Stored records
────────────────────

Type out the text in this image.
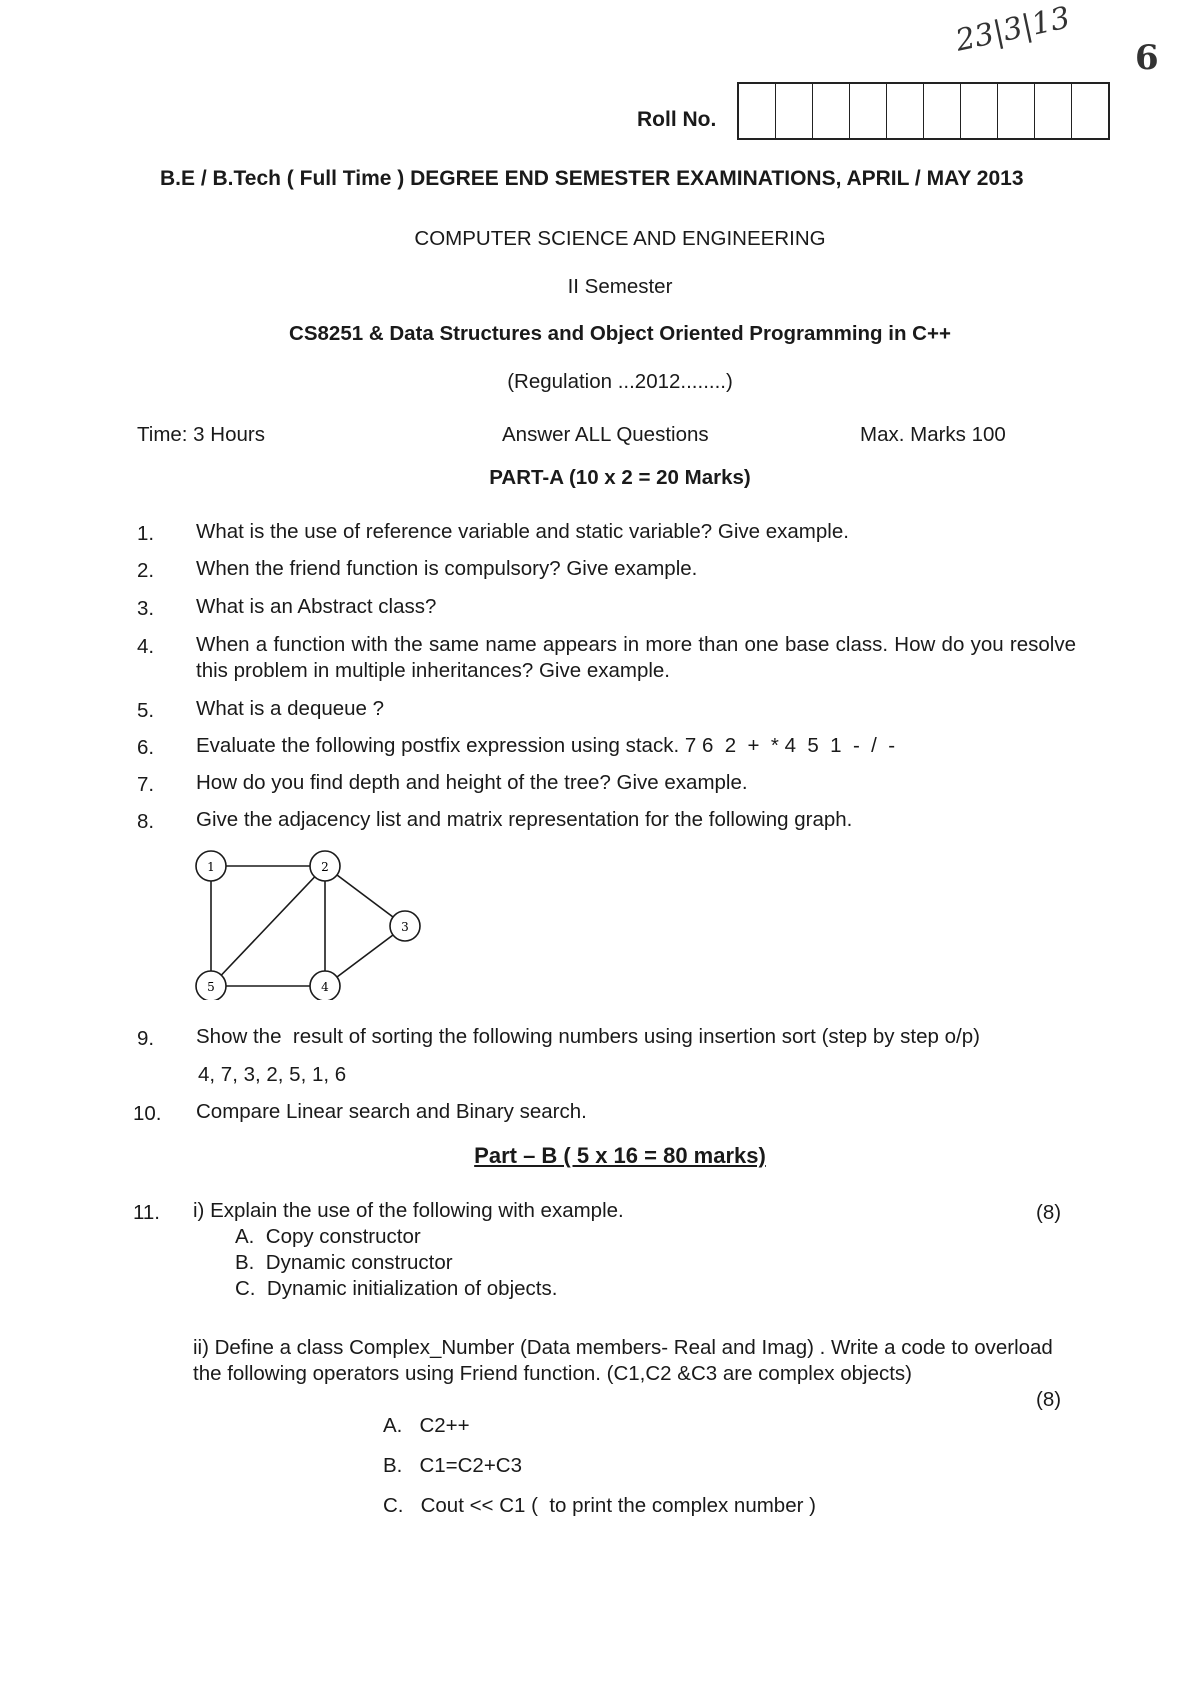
23|3|13 6
Roll No.
B.E / B.Tech ( Full Time ) DEGREE END SEMESTER EXAMINATIONS, APRIL / MAY 2013
COMPUTER SCIENCE AND ENGINEERING
II Semester
CS8251 & Data Structures and Object Oriented Programming in C++
(Regulation ...2012........)
Time: 3 Hours	Answer ALL Questions	Max. Marks 100
PART-A (10 x 2 = 20 Marks)
1. What is the use of reference variable and static variable? Give example.
2. When the friend function is compulsory? Give example.
3. What is an Abstract class?
4. When a function with the same name appears in more than one base class. How do you resolve this problem in multiple inheritances? Give example.
5. What is a dequeue ?
6. Evaluate the following postfix expression using stack. 7 6  2  +  * 4  5  1  -  /  -
7. How do you find depth and height of the tree? Give example.
8. Give the adjacency list and matrix representation for the following graph.
1	2
3
4
5
9. Show the  result of sorting the following numbers using insertion sort (step by step o/p)
4, 7, 3, 2, 5, 1, 6
10. Compare Linear search and Binary search.
Part – B ( 5 x 16 = 80 marks)
11. i) Explain the use of the following with example.	(8)
A.  Copy constructor
B.  Dynamic constructor
C.  Dynamic initialization of objects.
ii) Define a class Complex_Number (Data members- Real and Imag) . Write a code to overload the following operators using Friend function. (C1,C2 &C3 are complex objects)
(8)
A.   C2++
B.   C1=C2+C3
C.   Cout << C1 (  to print the complex number )
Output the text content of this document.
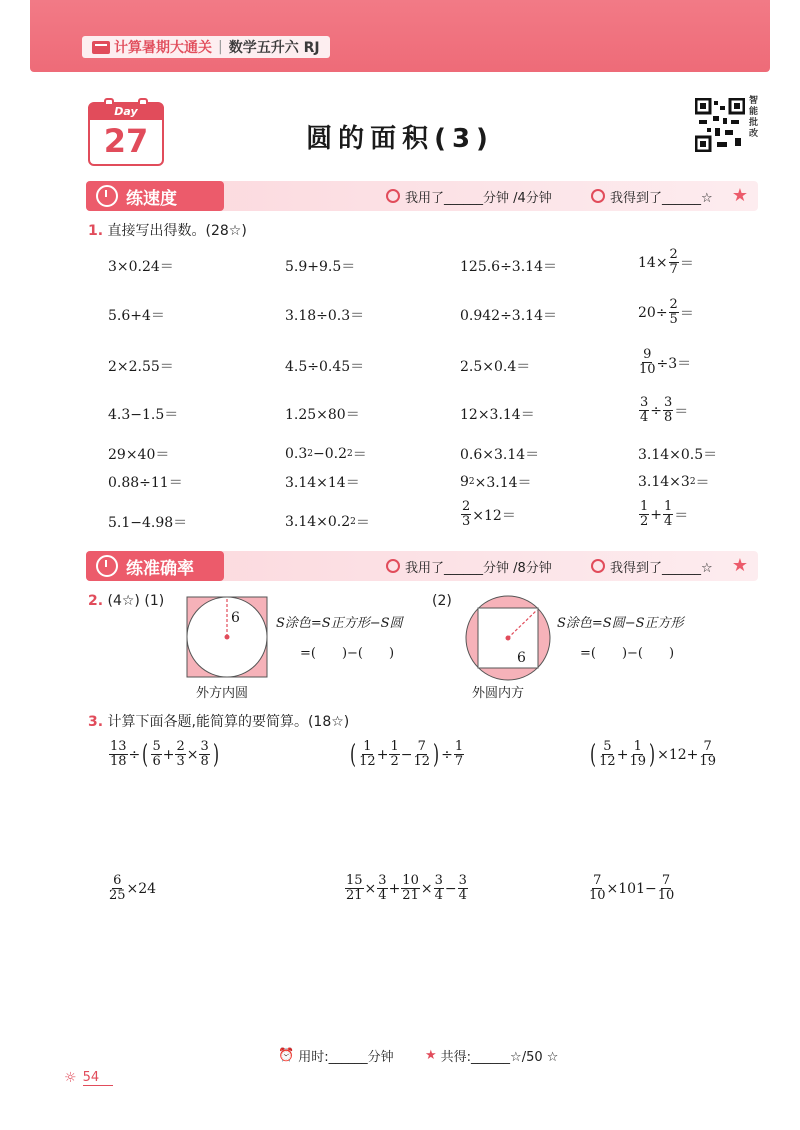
计算暑期大通关 | 数学五升六 RJ
Day
27	圆的面积(3)
智能批改
练速度	我用了______分钟 /4分钟	我得到了______☆ ★
1. 直接写出得数。(28☆)
3×0.24＝	5.9+9.5＝	125.6÷3.14＝	$14\times \frac{2}{7}$ ＝
5.6+4＝	3.18÷0.3＝	0.942÷3.14＝	$20\div \frac{2}{5}$ ＝
2×2.55＝	4.5÷0.45＝	2.5×0.4＝	$\frac{9}{10} \div 3=$
4.3−1.5＝	1.25×80＝	12×3.14＝	$\frac{3}{4} \div \frac{3}{8}$ ＝
29×40＝	0.3 2 −0.2 2 ＝	0.6×3.14＝	3.14×0.5＝
0.88÷11＝	3.14×14＝	9 2 ×3.14＝	3.14×3 2 ＝
5.1−4.98＝	3.14×0.2 2 ＝	$\frac{2}{3} \times 12=$	$\frac{1}{2} + \frac{1}{4}$ ＝
练准确率	我用了______分钟 /8分钟	我得到了______☆ ★
2. (4☆) (1)
6	S涂色=S正方形−S圆
=(　　)−(　　)
外方内圆
(2)
6
S涂色=S圆−S正方形
=(　　)−(　　)
外圆内方
3. 计算下面各题,能简算的要简算。(18☆)
$\frac{13}{18}$ ÷ ( $\frac{5}{6} + \frac{2}{3} \times \frac{3}{8}$ )	( $\frac{1}{12} + \frac{1}{2} - \frac{7}{12}$ ) ÷ $\frac{1}{7}$	( $\frac{5}{12} + \frac{1}{19}$ ) $\times 12+ \frac{7}{19}$
$\frac{6}{25} \times 24$	$\frac{15}{21} \times \frac{3}{4} + \frac{10}{21} \times \frac{3}{4} - \frac{3}{4}$	$\frac{7}{10} \times 101- \frac{7}{10}$
⏰ 用时:______分钟 ★ 共得:______☆/50 ☆
☼ 54
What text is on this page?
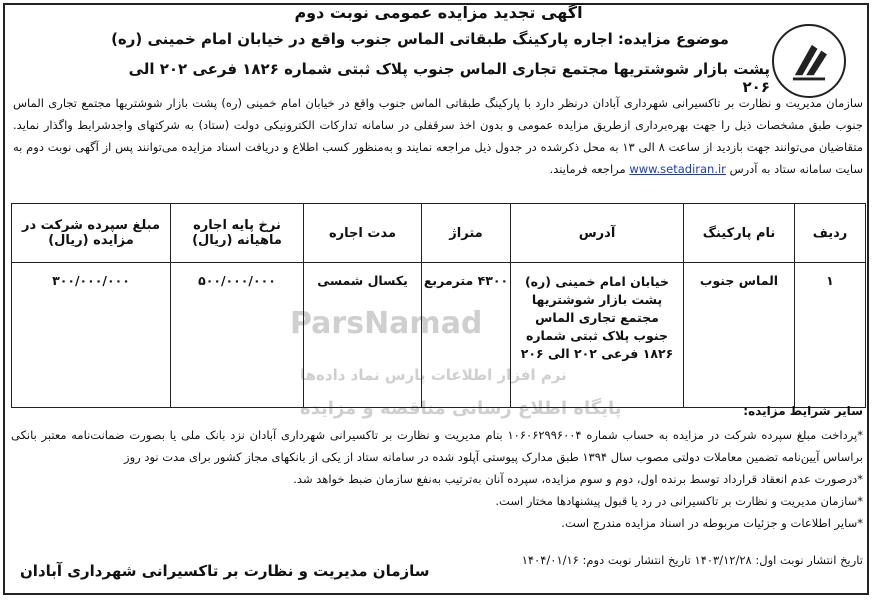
ParsNamad
نرم افزار اطلاعات پارس نماد داده‌ها
پایگاه اطلاع رسانی مناقصه و مزایده
آگهی تجدید مزایده عمومی نوبت دوم
موضوع مزایده: اجاره پارکینگ طبقاتی الماس جنوب واقع در خیابان امام خمینی (ره)
پشت بازار شوشتریها مجتمع تجاری الماس جنوب پلاک ثبتی شماره ۱۸۲۶ فرعی ۲۰۲ الی ۲۰۶
سازمان مدیریت و نظارت بر تاکسیرانی شهرداری آبادان درنظر دارد با پارکینگ طبقاتی الماس جنوب واقع در خیابان امام خمینی (ره) پشت بازار شوشتریها مجتمع تجاری الماس جنوب طبق مشخصات ذیل را جهت بهره‌برداری ازطریق مزایده عمومی و بدون اخذ سرقفلی در سامانه تدارکات الکترونیکی دولت (ستاد) به شرکتهای واجدشرایط واگذار نماید. متقاضیان می‌توانند جهت بازدید از ساعت ۸ الی ۱۳ به محل ذکرشده در جدول ذیل مراجعه نمایند و به‌منظور کسب اطلاع و دریافت اسناد مزایده می‌توانند پس از آگهی نوبت دوم به سایت سامانه ستاد به آدرس www.setadiran.ir مراجعه فرمایند.
ردیف	نام پارکینگ	آدرس	متراژ	مدت اجاره	نرخ پایه اجاره ماهیانه (ریال)	مبلغ سپرده شرکت در مزایده (ریال)
۱	الماس جنوب	خیابان امام خمینی (ره) پشت بازار شوشتریها مجتمع تجاری الماس جنوب پلاک ثبتی شماره ۱۸۲۶ فرعی ۲۰۲ الی ۲۰۶	۴۳۰۰ مترمربع	یکسال شمسی	۵۰۰/۰۰۰/۰۰۰	۳۰۰/۰۰۰/۰۰۰
سایر شرایط مزایده:

*پرداخت مبلغ سپرده شرکت در مزایده به حساب شماره ۱۰۶۰۶۲۹۹۶۰۰۴ بنام مدیریت و نظارت بر تاکسیرانی شهرداری آبادان نزد بانک ملی یا بصورت ضمانت‌نامه معتبر بانکی براساس آیین‌نامه تضمین معاملات دولتی مصوب سال ۱۳۹۴ طبق مدارک پیوستی آپلود شده در سامانه ستاد از یکی از بانکهای مجاز کشور برای مدت نود روز

*درصورت عدم انعقاد قرارداد توسط برنده اول، دوم و سوم مزایده، سپرده آنان به‌ترتیب به‌نفع سازمان ضبط خواهد شد.

*سازمان مدیریت و نظارت بر تاکسیرانی در رد یا قبول پیشنهادها مختار است.

*سایر اطلاعات و جزئیات مربوطه در اسناد مزایده مندرج است.

تاریخ انتشار نوبت اول: ۱۴۰۳/۱۲/۲۸ تاریخ انتشار نوبت دوم: ۱۴۰۴/۰۱/۱۶
سازمان مدیریت و نظارت بر تاکسیرانی شهرداری آبادان
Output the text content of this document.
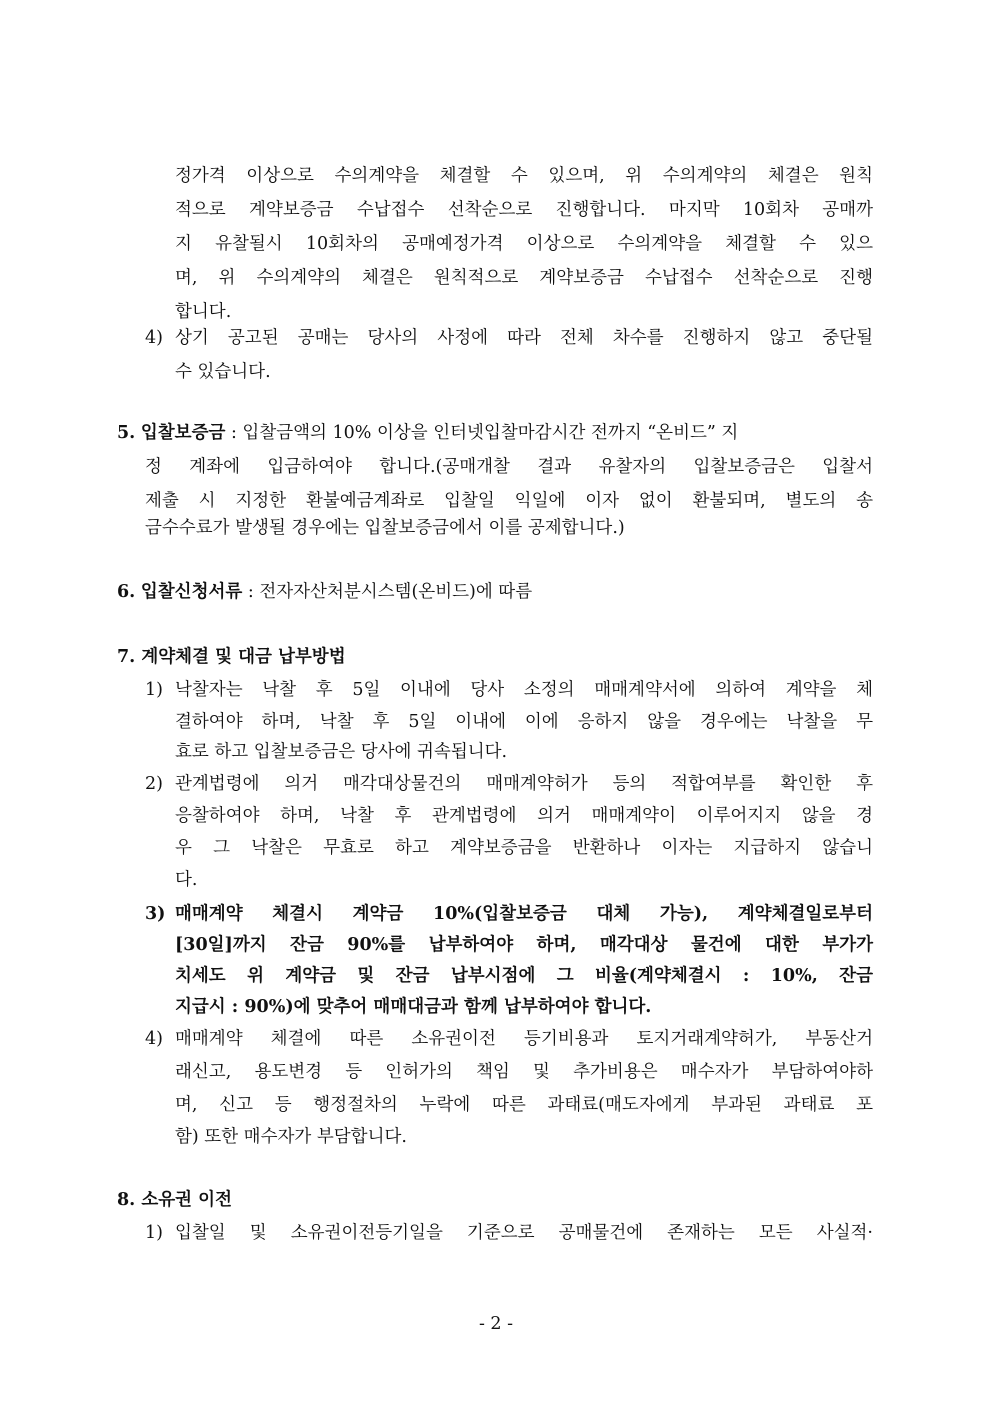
정가격 이상으로 수의계약을 체결할 수 있으며, 위 수의계약의 체결은 원칙
적으로 계약보증금 수납접수 선착순으로 진행합니다. 마지막 10회차 공매까
지 유찰될시 10회차의 공매예정가격 이상으로 수의계약을 체결할 수 있으
며, 위 수의계약의 체결은 원칙적으로 계약보증금 수납접수 선착순으로 진행
합니다.
4) 상기 공고된 공매는 당사의 사정에 따라 전체 차수를 진행하지 않고 중단될
수 있습니다.
5. 입찰보증금 : 입찰금액의 10% 이상을 인터넷입찰마감시간 전까지 “온비드” 지
정 계좌에 입금하여야 합니다.(공매개찰 결과 유찰자의 입찰보증금은 입찰서
제출 시 지정한 환불예금계좌로 입찰일 익일에 이자 없이 환불되며, 별도의 송
금수수료가 발생될 경우에는 입찰보증금에서 이를 공제합니다.)
6. 입찰신청서류 : 전자자산처분시스템(온비드)에 따름
7. 계약체결 및 대금 납부방법
1) 낙찰자는 낙찰 후 5일 이내에 당사 소정의 매매계약서에 의하여 계약을 체
결하여야 하며, 낙찰 후 5일 이내에 이에 응하지 않을 경우에는 낙찰을 무
효로 하고 입찰보증금은 당사에 귀속됩니다.
2) 관계법령에 의거 매각대상물건의 매매계약허가 등의 적합여부를 확인한 후
응찰하여야 하며, 낙찰 후 관계법령에 의거 매매계약이 이루어지지 않을 경
우 그 낙찰은 무효로 하고 계약보증금을 반환하나 이자는 지급하지 않습니
다.
3) 매매계약 체결시 계약금 10%(입찰보증금 대체 가능), 계약체결일로부터
[30일]까지 잔금 90%를 납부하여야 하며, 매각대상 물건에 대한 부가가
치세도 위 계약금 및 잔금 납부시점에 그 비율(계약체결시 : 10%, 잔금
지급시 : 90%)에 맞추어 매매대금과 함께 납부하여야 합니다.
4) 매매계약 체결에 따른 소유권이전 등기비용과 토지거래계약허가, 부동산거
래신고, 용도변경 등 인허가의 책임 및 추가비용은 매수자가 부담하여야하
며, 신고 등 행정절차의 누락에 따른 과태료(매도자에게 부과된 과태료 포
함) 또한 매수자가 부담합니다.
8. 소유권 이전
1) 입찰일 및 소유권이전등기일을 기준으로 공매물건에 존재하는 모든 사실적·
- 2 -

────────────────────

Copy out every line in the listing where the word "수의계약의" appears.

**Exercise result**
정가격 이상으로 수의계약을 체결할 수 있으며, 위 수의계약의 체결은 원칙
며, 위 수의계약의 체결은 원칙적으로 계약보증금 수납접수 선착순으로 진행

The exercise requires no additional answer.